## [BRIEF]
Spot each line that carries the word "святого"; copy those lines.

## [DATASET]
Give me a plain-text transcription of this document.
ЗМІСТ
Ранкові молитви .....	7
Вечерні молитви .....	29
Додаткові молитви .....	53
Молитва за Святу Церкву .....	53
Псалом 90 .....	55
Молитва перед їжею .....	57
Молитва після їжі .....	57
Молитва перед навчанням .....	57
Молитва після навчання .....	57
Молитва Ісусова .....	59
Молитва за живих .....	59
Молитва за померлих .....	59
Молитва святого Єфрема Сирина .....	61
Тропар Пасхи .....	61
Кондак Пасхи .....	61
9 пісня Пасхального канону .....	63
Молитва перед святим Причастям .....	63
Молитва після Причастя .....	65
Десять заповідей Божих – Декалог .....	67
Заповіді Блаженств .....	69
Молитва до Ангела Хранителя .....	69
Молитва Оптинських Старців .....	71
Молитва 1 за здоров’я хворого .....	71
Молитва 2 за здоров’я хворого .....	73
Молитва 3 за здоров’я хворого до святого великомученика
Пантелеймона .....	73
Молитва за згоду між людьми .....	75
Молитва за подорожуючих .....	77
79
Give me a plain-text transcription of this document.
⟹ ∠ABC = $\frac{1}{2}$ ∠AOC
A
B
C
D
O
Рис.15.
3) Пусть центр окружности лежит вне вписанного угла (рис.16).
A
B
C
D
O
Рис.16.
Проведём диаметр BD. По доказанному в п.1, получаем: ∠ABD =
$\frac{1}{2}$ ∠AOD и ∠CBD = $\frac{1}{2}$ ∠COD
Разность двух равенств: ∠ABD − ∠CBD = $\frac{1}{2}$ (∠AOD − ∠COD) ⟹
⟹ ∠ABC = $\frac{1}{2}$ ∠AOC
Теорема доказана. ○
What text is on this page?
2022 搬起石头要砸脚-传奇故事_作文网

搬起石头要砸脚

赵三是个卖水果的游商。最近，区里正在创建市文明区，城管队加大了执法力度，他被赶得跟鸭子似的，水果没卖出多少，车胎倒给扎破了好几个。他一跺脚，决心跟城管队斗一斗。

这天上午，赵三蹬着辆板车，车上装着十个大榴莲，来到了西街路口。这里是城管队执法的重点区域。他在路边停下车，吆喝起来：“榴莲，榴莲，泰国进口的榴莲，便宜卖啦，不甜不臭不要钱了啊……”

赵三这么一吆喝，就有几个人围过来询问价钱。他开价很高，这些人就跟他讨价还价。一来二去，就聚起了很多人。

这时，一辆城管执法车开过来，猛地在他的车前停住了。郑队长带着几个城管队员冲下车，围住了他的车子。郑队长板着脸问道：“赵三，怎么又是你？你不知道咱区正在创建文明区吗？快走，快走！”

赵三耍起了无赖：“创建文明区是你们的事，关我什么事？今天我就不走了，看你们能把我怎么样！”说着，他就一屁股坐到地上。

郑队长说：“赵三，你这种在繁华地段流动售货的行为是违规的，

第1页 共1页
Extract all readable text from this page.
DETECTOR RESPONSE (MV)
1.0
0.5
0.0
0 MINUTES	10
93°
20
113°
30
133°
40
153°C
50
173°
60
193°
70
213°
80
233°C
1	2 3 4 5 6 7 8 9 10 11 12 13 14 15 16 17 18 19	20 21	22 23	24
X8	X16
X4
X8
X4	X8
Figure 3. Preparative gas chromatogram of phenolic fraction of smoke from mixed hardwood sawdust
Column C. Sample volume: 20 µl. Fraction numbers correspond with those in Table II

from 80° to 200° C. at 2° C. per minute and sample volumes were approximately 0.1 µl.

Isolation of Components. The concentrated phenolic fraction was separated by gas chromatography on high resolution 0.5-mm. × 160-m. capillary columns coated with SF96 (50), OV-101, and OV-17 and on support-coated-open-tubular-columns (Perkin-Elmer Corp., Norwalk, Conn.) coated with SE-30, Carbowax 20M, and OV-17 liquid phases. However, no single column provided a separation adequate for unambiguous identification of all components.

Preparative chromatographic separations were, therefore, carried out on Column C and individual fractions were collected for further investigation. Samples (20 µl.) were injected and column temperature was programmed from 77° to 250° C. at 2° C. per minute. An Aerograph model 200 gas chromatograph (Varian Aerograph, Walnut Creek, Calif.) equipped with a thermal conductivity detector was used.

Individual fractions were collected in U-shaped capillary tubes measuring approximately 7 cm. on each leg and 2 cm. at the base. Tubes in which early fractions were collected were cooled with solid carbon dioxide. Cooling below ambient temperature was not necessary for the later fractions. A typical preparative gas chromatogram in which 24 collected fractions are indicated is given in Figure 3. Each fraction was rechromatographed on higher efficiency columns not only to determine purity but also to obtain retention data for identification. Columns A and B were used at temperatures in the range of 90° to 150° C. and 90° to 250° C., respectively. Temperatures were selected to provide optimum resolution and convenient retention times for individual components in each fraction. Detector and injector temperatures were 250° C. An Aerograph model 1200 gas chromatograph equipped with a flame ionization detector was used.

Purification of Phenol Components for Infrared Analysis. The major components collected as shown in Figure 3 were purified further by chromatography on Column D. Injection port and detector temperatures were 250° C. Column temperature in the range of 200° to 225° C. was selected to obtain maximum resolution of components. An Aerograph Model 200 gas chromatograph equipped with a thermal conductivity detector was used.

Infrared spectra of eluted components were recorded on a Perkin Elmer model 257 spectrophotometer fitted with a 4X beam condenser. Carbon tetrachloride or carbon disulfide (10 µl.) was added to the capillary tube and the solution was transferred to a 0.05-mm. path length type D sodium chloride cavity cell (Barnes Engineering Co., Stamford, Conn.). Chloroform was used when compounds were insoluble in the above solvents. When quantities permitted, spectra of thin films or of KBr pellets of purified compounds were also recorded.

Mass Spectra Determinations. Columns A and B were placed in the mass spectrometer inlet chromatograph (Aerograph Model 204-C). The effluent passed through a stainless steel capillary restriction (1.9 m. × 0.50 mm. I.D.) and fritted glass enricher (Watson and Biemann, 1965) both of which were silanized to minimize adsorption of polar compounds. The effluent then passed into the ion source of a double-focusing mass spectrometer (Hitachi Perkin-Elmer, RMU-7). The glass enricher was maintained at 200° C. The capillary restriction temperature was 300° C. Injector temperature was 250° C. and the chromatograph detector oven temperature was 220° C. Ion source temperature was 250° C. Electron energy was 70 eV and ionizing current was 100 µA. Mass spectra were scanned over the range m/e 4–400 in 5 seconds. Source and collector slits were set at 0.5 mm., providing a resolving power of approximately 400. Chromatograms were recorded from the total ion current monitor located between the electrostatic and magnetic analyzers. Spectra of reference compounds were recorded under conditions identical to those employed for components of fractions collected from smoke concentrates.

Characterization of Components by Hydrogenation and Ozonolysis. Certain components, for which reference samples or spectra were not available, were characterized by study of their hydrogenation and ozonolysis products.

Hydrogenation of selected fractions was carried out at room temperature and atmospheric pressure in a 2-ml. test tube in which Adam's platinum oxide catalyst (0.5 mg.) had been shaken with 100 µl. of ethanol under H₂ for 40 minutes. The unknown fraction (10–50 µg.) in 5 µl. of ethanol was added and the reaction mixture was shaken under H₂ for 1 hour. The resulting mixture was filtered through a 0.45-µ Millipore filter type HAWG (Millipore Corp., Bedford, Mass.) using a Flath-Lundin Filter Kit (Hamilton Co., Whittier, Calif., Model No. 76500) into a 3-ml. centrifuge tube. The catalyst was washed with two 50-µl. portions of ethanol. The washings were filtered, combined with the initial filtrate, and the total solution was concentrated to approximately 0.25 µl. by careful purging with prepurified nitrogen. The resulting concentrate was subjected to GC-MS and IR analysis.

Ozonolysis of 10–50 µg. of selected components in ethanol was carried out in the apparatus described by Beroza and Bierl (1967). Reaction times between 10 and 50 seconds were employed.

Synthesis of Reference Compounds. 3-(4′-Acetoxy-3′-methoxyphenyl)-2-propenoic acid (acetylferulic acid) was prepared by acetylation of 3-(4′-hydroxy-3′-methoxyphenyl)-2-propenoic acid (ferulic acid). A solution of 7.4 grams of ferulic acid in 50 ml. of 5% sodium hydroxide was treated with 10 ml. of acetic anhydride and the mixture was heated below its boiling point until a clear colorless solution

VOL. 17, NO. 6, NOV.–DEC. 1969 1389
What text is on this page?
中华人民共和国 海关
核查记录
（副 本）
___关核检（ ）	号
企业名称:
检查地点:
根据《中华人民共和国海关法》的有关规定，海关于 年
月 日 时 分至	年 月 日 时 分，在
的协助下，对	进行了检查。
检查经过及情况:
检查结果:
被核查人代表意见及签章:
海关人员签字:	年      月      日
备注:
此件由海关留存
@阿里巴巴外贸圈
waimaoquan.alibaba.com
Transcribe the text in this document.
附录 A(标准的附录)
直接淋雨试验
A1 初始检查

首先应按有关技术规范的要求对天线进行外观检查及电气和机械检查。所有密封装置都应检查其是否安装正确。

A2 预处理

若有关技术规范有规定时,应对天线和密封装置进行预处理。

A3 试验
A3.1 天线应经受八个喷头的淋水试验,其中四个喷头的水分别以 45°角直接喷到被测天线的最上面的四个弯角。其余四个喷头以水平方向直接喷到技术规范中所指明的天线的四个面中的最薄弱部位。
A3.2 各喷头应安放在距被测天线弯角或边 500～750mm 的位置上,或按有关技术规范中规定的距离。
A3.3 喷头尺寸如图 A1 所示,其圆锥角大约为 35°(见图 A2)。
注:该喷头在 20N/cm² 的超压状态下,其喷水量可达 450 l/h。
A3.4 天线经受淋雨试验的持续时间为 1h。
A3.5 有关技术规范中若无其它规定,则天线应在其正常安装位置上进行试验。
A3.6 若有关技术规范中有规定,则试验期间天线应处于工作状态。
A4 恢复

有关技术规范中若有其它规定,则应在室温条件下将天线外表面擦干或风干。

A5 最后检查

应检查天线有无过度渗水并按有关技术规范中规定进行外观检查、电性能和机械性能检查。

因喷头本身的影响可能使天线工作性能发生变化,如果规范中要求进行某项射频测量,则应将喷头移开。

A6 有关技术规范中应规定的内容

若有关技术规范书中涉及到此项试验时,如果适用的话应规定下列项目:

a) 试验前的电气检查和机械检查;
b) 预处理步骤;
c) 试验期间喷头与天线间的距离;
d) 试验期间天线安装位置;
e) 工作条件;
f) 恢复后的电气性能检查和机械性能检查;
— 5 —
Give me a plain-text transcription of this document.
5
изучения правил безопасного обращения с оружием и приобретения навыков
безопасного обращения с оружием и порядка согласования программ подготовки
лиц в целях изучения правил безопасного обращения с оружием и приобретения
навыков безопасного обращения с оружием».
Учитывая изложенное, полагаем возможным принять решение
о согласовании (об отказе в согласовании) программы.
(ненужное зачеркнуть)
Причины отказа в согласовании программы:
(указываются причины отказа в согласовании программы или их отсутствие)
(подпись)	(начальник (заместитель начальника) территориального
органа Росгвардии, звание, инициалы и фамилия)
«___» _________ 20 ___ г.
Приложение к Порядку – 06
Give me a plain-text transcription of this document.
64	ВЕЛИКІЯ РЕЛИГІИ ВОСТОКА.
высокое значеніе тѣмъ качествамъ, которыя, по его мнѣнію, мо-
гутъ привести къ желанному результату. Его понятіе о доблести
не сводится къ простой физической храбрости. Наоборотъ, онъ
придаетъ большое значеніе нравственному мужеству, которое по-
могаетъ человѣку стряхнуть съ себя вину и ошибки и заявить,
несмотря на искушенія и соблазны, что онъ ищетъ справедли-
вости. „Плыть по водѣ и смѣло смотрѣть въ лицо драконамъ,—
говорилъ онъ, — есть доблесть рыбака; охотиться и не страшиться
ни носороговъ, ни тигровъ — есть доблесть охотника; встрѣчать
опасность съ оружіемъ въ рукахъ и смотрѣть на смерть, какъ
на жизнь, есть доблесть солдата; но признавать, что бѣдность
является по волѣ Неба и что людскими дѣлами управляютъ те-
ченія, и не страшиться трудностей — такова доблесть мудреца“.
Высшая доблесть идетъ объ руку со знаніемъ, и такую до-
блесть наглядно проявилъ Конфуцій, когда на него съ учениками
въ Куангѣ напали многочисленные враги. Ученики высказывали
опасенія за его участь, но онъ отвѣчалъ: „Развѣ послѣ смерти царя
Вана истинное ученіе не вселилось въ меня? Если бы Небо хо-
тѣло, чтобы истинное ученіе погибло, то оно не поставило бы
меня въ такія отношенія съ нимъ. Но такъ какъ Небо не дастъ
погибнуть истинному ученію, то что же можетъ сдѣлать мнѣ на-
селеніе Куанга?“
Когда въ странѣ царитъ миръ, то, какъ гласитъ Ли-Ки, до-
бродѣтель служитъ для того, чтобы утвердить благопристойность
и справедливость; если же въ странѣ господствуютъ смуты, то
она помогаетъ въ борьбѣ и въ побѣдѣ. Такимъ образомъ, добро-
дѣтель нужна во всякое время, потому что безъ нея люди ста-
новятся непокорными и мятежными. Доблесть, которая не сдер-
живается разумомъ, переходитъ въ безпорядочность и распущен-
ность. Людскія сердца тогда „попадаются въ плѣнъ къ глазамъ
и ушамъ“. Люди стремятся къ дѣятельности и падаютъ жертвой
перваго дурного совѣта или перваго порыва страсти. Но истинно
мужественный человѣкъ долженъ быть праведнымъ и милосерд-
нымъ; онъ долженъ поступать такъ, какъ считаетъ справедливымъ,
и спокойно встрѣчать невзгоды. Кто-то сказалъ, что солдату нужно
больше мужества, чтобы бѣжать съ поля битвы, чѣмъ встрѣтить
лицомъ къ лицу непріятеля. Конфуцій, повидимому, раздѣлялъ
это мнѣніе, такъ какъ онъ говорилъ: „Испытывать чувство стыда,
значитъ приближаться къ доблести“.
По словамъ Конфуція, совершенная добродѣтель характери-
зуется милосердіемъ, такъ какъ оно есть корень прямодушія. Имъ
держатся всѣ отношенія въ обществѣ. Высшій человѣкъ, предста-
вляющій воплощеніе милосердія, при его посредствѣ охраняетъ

## [CORRECT ANSWER]
Молитва святого Єфрема Сирина .....	61
Молитва 3 за здоров’я хворого до святого великомученика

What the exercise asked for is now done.